Show all lines from the listing below that contain "Inspirational".
-------- THE DATA
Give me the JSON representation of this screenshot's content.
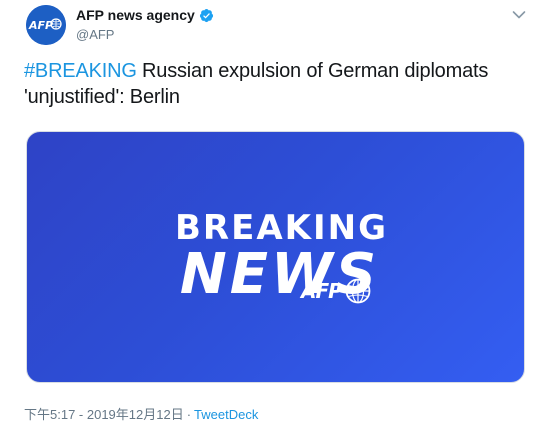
{
  "tweet": {
    "author": {
      "display_name": "AFP news agency",
      "handle": "@AFP",
      "avatar_label": "AFP"
    },
    "text": {
      "hashtag": "#BREAKING",
      "body": " Russian expulsion of German diplomats 'unjustified': Berlin"
    },
    "media": {
      "line1": "BREAKING",
      "line2": "NEWS",
      "logo": "AFP"
    },
    "footer": {
      "timestamp": "下午5:17 - 2019年12月12日",
      "separator": "·",
      "source": "TweetDeck"
    }
  },
  "colors": {
    "link": "#1b95e0",
    "verified": "#1da1f2",
    "card_gradient_start": "#2e43c6",
    "card_gradient_end": "#345ef2",
    "muted_text": "#657786"
  },
  "icons": {
    "verified": "verified-badge-icon",
    "caret": "chevron-down-icon",
    "logo_globe": "globe-icon"
  }
}
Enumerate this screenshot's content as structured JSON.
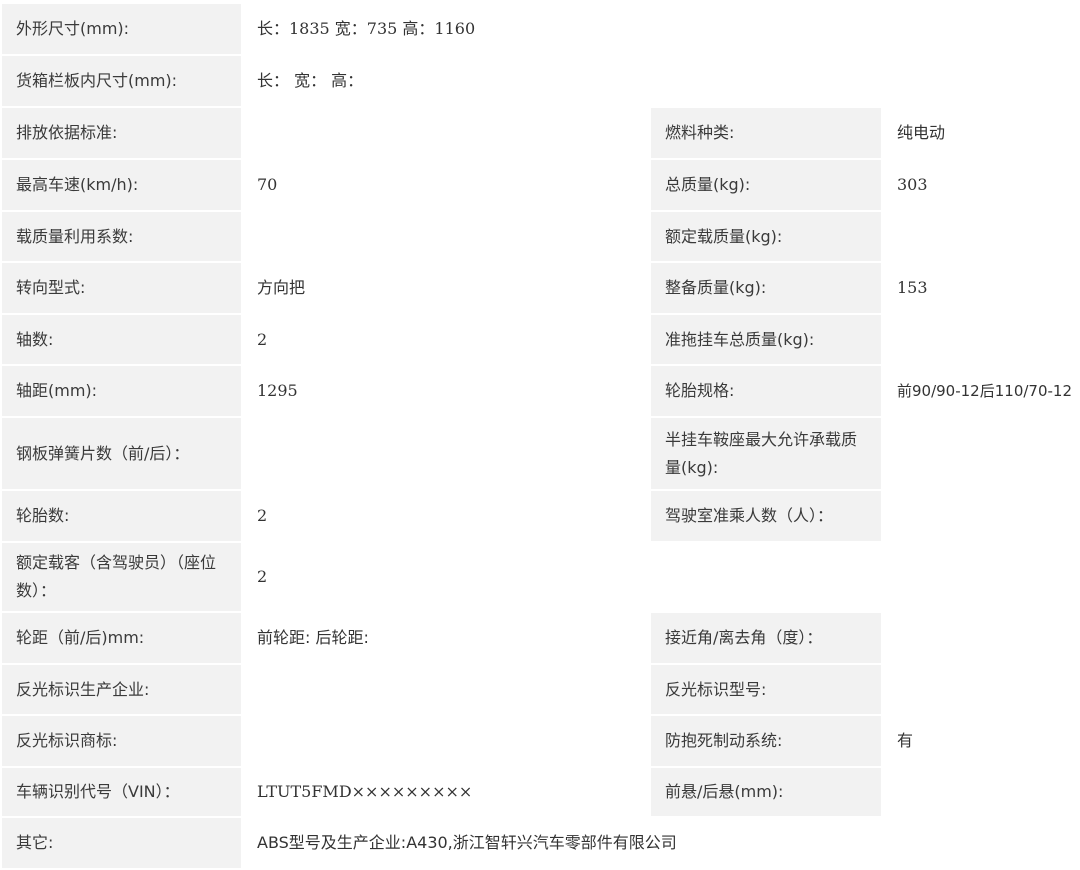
{
  "rows": [
    {
      "l1": "外形尺寸(mm):",
      "v1": "长：1835 宽：735 高：1160",
      "wide": true
    },
    {
      "l1": "货箱栏板内尺寸(mm):",
      "v1": "长： 宽： 高：",
      "wide": true
    },
    {
      "l1": "排放依据标准:",
      "v1": "",
      "l2": "燃料种类:",
      "v2": "纯电动"
    },
    {
      "l1": "最高车速(km/h):",
      "v1": "70",
      "l2": "总质量(kg):",
      "v2": "303"
    },
    {
      "l1": "载质量利用系数:",
      "v1": "",
      "l2": "额定载质量(kg):",
      "v2": ""
    },
    {
      "l1": "转向型式:",
      "v1": "方向把",
      "l2": "整备质量(kg):",
      "v2": "153"
    },
    {
      "l1": "轴数:",
      "v1": "2",
      "l2": "准拖挂车总质量(kg):",
      "v2": ""
    },
    {
      "l1": "轴距(mm):",
      "v1": "1295",
      "l2": "轮胎规格:",
      "v2": "前90/90-12后110/70-12"
    },
    {
      "l1": "钢板弹簧片数（前/后）：",
      "v1": "",
      "l2": "半挂车鞍座最大允许承载质量(kg):",
      "v2": ""
    },
    {
      "l1": "轮胎数:",
      "v1": "2",
      "l2": "驾驶室准乘人数（人）：",
      "v2": ""
    },
    {
      "l1": "额定载客（含驾驶员）（座位数）：",
      "v1": "2",
      "wide": true
    },
    {
      "l1": "轮距（前/后)mm:",
      "v1": "前轮距: 后轮距:",
      "l2": "接近角/离去角（度）：",
      "v2": ""
    },
    {
      "l1": "反光标识生产企业:",
      "v1": "",
      "l2": "反光标识型号:",
      "v2": ""
    },
    {
      "l1": "反光标识商标:",
      "v1": "",
      "l2": "防抱死制动系统:",
      "v2": "有"
    },
    {
      "l1": "车辆识别代号（VIN）：",
      "v1": "LTUT5FMD×××××××××",
      "l2": "前悬/后悬(mm):",
      "v2": ""
    },
    {
      "l1": "其它:",
      "v1": "ABS型号及生产企业:A430,浙江智轩兴汽车零部件有限公司",
      "wide": true
    }
  ]
}
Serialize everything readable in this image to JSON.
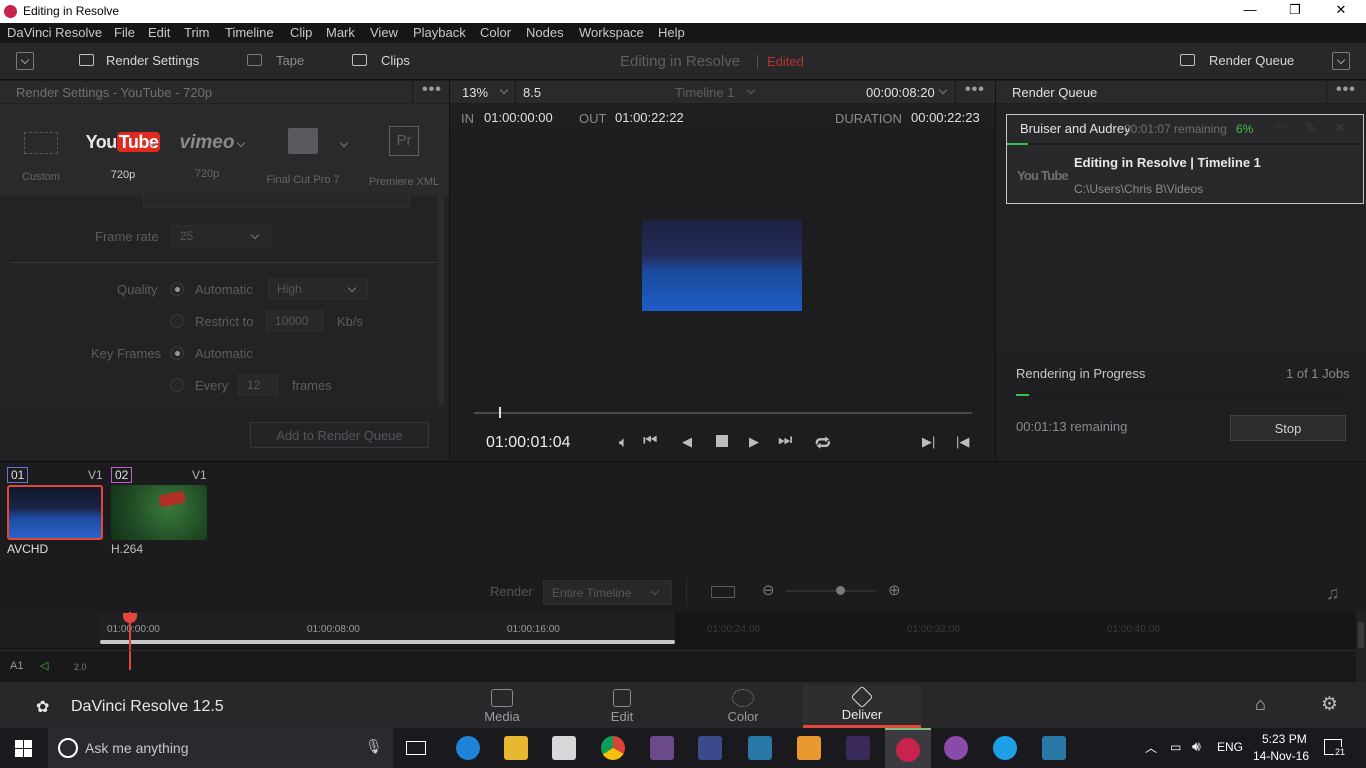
{
  "window": {
    "title": "Editing in Resolve",
    "minimize": "—",
    "maximize": "❐",
    "close": "✕"
  },
  "menu": [
    "DaVinci Resolve",
    "File",
    "Edit",
    "Trim",
    "Timeline",
    "Clip",
    "Mark",
    "View",
    "Playback",
    "Color",
    "Nodes",
    "Workspace",
    "Help"
  ],
  "toolbar": {
    "render_settings": "Render Settings",
    "tape": "Tape",
    "clips": "Clips",
    "project_title": "Editing in Resolve",
    "project_status": "Edited",
    "render_queue": "Render Queue"
  },
  "render_settings": {
    "header": "Render Settings - YouTube - 720p",
    "presets": [
      {
        "name": "Custom",
        "sub": ""
      },
      {
        "name": "YouTube",
        "sub": "720p"
      },
      {
        "name": "vimeo",
        "sub": "720p"
      },
      {
        "name": "Final Cut Pro 7",
        "sub": ""
      },
      {
        "name": "Premiere XML",
        "sub": ""
      }
    ],
    "premiere_logo": "Pr",
    "frame_rate_label": "Frame rate",
    "frame_rate_value": "25",
    "quality_label": "Quality",
    "quality_auto": "Automatic",
    "quality_level": "High",
    "restrict_label": "Restrict to",
    "restrict_value": "10000",
    "restrict_unit": "Kb/s",
    "keyframes_label": "Key Frames",
    "keyframes_auto": "Automatic",
    "every_label": "Every",
    "every_value": "12",
    "every_unit": "frames",
    "add_button": "Add to Render Queue"
  },
  "viewer": {
    "zoom": "13%",
    "zoom_value2": "8.5",
    "timeline_name": "Timeline 1",
    "timecode_top": "00:00:08:20",
    "in_label": "IN",
    "in_value": "01:00:00:00",
    "out_label": "OUT",
    "out_value": "01:00:22:22",
    "duration_label": "DURATION",
    "duration_value": "00:00:22:23",
    "playhead_timecode": "01:00:01:04"
  },
  "render_queue": {
    "title": "Render Queue",
    "job_name": "Bruiser and Audrey",
    "job_remaining": "00:01:07 remaining",
    "job_percent": "6%",
    "job_timeline": "Editing in Resolve | Timeline 1",
    "job_path": "C:\\Users\\Chris B\\Videos",
    "job_logo": "You Tube",
    "progress_title": "Rendering in Progress",
    "progress_count": "1 of 1 Jobs",
    "progress_remaining": "00:01:13 remaining",
    "stop_button": "Stop"
  },
  "clips": [
    {
      "num": "01",
      "track": "V1",
      "codec": "AVCHD"
    },
    {
      "num": "02",
      "track": "V1",
      "codec": "H.264"
    }
  ],
  "render_bar": {
    "label": "Render",
    "mode": "Entire Timeline"
  },
  "timeline": {
    "ticks": [
      "01:00:00:00",
      "01:00:08:00",
      "01:00:16:00",
      "01:00:24:00",
      "01:00:32:00",
      "01:00:40:00"
    ],
    "track_label": "A1",
    "track_level": "2.0"
  },
  "pagenav": {
    "app_name": "DaVinci Resolve 12.5",
    "pages": [
      "Media",
      "Edit",
      "Color",
      "Deliver"
    ],
    "active": "Deliver"
  },
  "taskbar": {
    "search_placeholder": "Ask me anything",
    "lang": "ENG",
    "time": "5:23 PM",
    "date": "14-Nov-16",
    "notification_count": "21"
  },
  "colors": {
    "accent_red": "#e4463a",
    "progress_green": "#3dbd4b",
    "youtube_red": "#e02a20"
  }
}
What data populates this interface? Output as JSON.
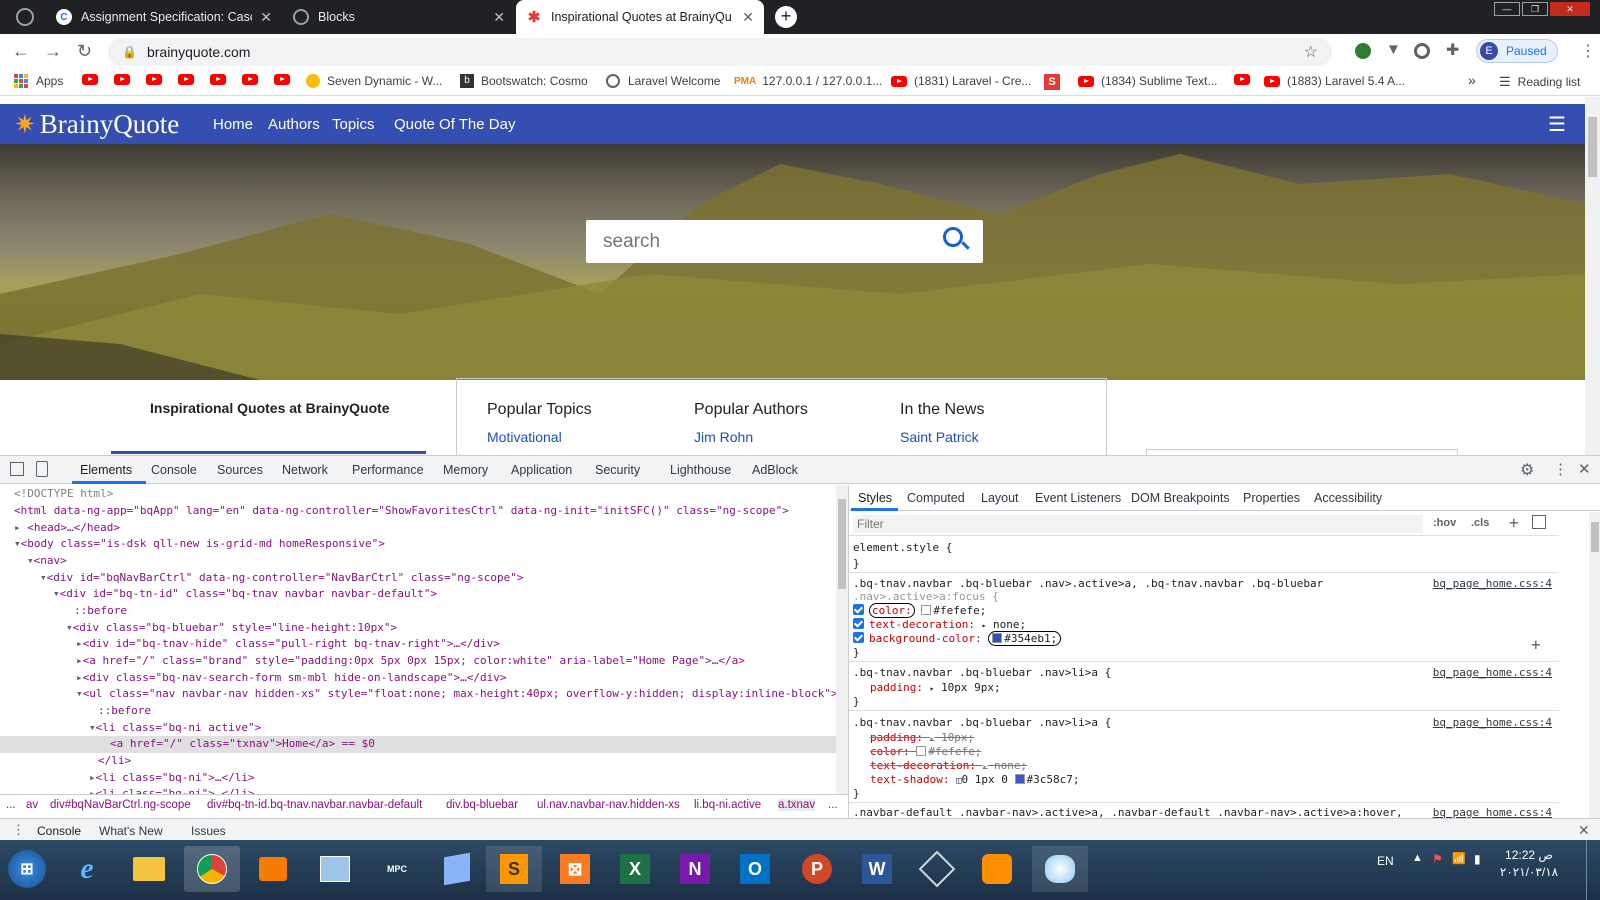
{
  "browser": {
    "tabs": [
      {
        "title": "",
        "favicon": "chrome-icon"
      },
      {
        "title": "Assignment Specification: Cascac",
        "favicon": "c-logo-icon"
      },
      {
        "title": "Blocks",
        "favicon": "globe-icon"
      },
      {
        "title": "Inspirational Quotes at BrainyQu",
        "favicon": "brainyquote-icon",
        "active": true
      }
    ],
    "url": "brainyquote.com",
    "profile_initial": "E",
    "profile_status": "Paused",
    "bookmarks": {
      "apps": "Apps",
      "items": [
        "Seven Dynamic - W...",
        "Bootswatch: Cosmo",
        "Laravel Welcome",
        "127.0.0.1 / 127.0.0.1...",
        "(1831) Laravel - Cre...",
        "(1834) Sublime Text...",
        "(1883) Laravel 5.4 A..."
      ],
      "overflow": "»",
      "reading_list": "Reading list"
    }
  },
  "site": {
    "brand": "BrainyQuote",
    "nav": [
      "Home",
      "Authors",
      "Topics",
      "Quote Of The Day"
    ],
    "search_placeholder": "search",
    "tagline": "Inspirational Quotes at BrainyQuote",
    "columns": [
      {
        "heading": "Popular Topics",
        "first": "Motivational"
      },
      {
        "heading": "Popular Authors",
        "first": "Jim Rohn"
      },
      {
        "heading": "In the News",
        "first": "Saint Patrick"
      }
    ]
  },
  "devtools": {
    "tabs": [
      "Elements",
      "Console",
      "Sources",
      "Network",
      "Performance",
      "Memory",
      "Application",
      "Security",
      "Lighthouse",
      "AdBlock"
    ],
    "active_tab": "Elements",
    "dom_lines": [
      "<!DOCTYPE html>",
      "<html data-ng-app=\"bqApp\" lang=\"en\" data-ng-controller=\"ShowFavoritesCtrl\" data-ng-init=\"initSFC()\" class=\"ng-scope\">",
      "<head>…</head>",
      "<body class=\"is-dsk qll-new is-grid-md homeResponsive\">",
      "<nav>",
      "<div id=\"bqNavBarCtrl\" data-ng-controller=\"NavBarCtrl\" class=\"ng-scope\">",
      "<div id=\"bq-tn-id\" class=\"bq-tnav navbar navbar-default\">",
      "::before",
      "<div class=\"bq-bluebar\" style=\"line-height:10px\">",
      "<div id=\"bq-tnav-hide\" class=\"pull-right bq-tnav-right\">…</div>",
      "<a href=\"/\" class=\"brand\" style=\"padding:0px 5px 0px 15px; color:white\" aria-label=\"Home Page\">…</a>",
      "<div class=\"bq-nav-search-form sm-mbl hide-on-landscape\">…</div>",
      "<ul class=\"nav navbar-nav hidden-xs\" style=\"float:none; max-height:40px; overflow-y:hidden; display:inline-block\">",
      "::before",
      "<li class=\"bq-ni active\">",
      "<a href=\"/\" class=\"txnav\">Home</a> == $0",
      "</li>",
      "<li class=\"bq-ni\">…</li>",
      "<li class=\"bq-ni\">…</li>"
    ],
    "breadcrumbs": [
      "...",
      "av",
      "div#bqNavBarCtrl.ng-scope",
      "div#bq-tn-id.bq-tnav.navbar.navbar-default",
      "div.bq-bluebar",
      "ul.nav.navbar-nav.hidden-xs",
      "li.bq-ni.active",
      "a.txnav",
      "..."
    ],
    "styles_tabs": [
      "Styles",
      "Computed",
      "Layout",
      "Event Listeners",
      "DOM Breakpoints",
      "Properties",
      "Accessibility"
    ],
    "filter_placeholder": "Filter",
    "hov": ":hov",
    "cls": ".cls",
    "element_style": "element.style {",
    "rule1_selector": ".bq-tnav.navbar .bq-bluebar .nav>.active>a, .bq-tnav.navbar .bq-bluebar",
    "rule1_selector2": ".nav>.active>a:focus {",
    "rule1_source": "bq_page_home.css:4",
    "rule1_props": [
      {
        "name": "color:",
        "value": "#fefefe;",
        "swatch": "#fefefe"
      },
      {
        "name": "text-decoration:",
        "value": "none;"
      },
      {
        "name": "background-color:",
        "value": "#354eb1;",
        "swatch": "#354eb1"
      }
    ],
    "rule2_selector": ".bq-tnav.navbar .bq-bluebar .nav>li>a {",
    "rule2_source": "bq_page_home.css:4",
    "rule2_prop": "padding:",
    "rule2_value": "10px 9px;",
    "rule3_selector": ".bq-tnav.navbar .bq-bluebar .nav>li>a {",
    "rule3_source": "bq_page_home.css:4",
    "rule3_props": [
      {
        "name": "padding:",
        "value": "10px;"
      },
      {
        "name": "color:",
        "value": "#fefefe;"
      },
      {
        "name": "text-decoration:",
        "value": "none;"
      }
    ],
    "rule3_shadow_name": "text-shadow:",
    "rule3_shadow_value": "0 1px 0",
    "rule3_shadow_color": "#3c58c7;",
    "rule4_selector": ".navbar-default .navbar-nav>.active>a, .navbar-default .navbar-nav>.active>a:hover,",
    "rule4_source": "bq_page_home.css:4",
    "drawer_tabs": [
      "Console",
      "What's New",
      "Issues"
    ]
  },
  "taskbar": {
    "lang": "EN",
    "time": "12:22 ص",
    "date": "٢٠٢١/٠٣/١٨"
  },
  "colors": {
    "bq_blue": "#354eb1",
    "chrome_dark": "#202124"
  }
}
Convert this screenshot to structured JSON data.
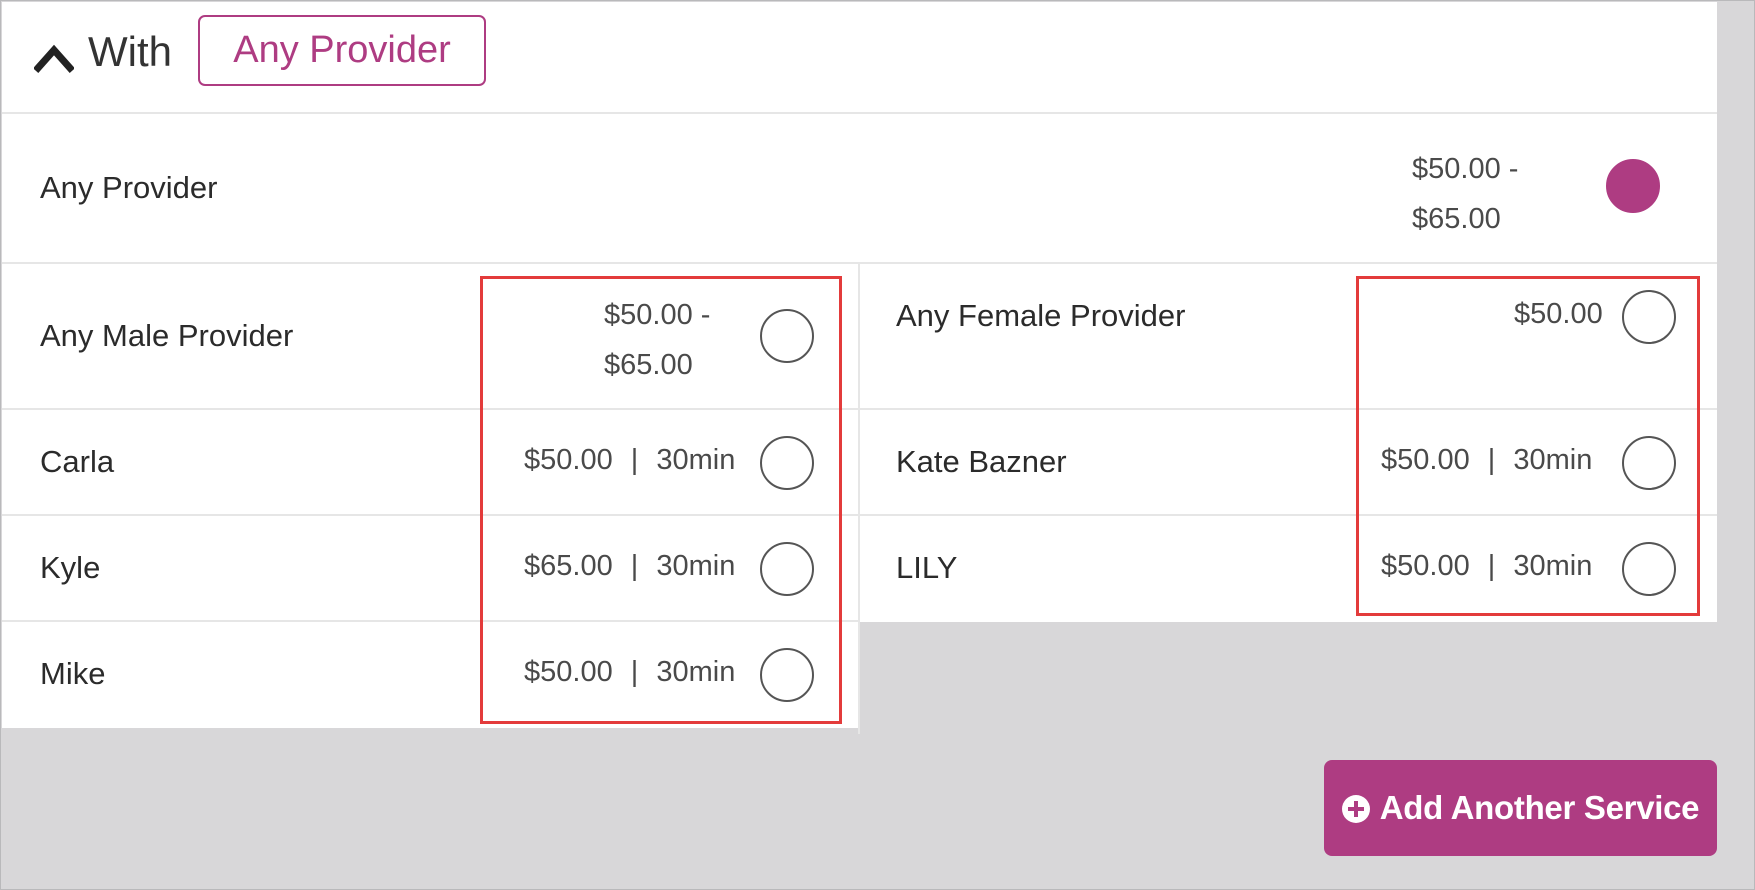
----------------
**EXERCISE OUTPUT**
        "title": "Inspirational Quotes at BrainyQu",
    "tagline": "Inspirational Quotes at BrainyQuote",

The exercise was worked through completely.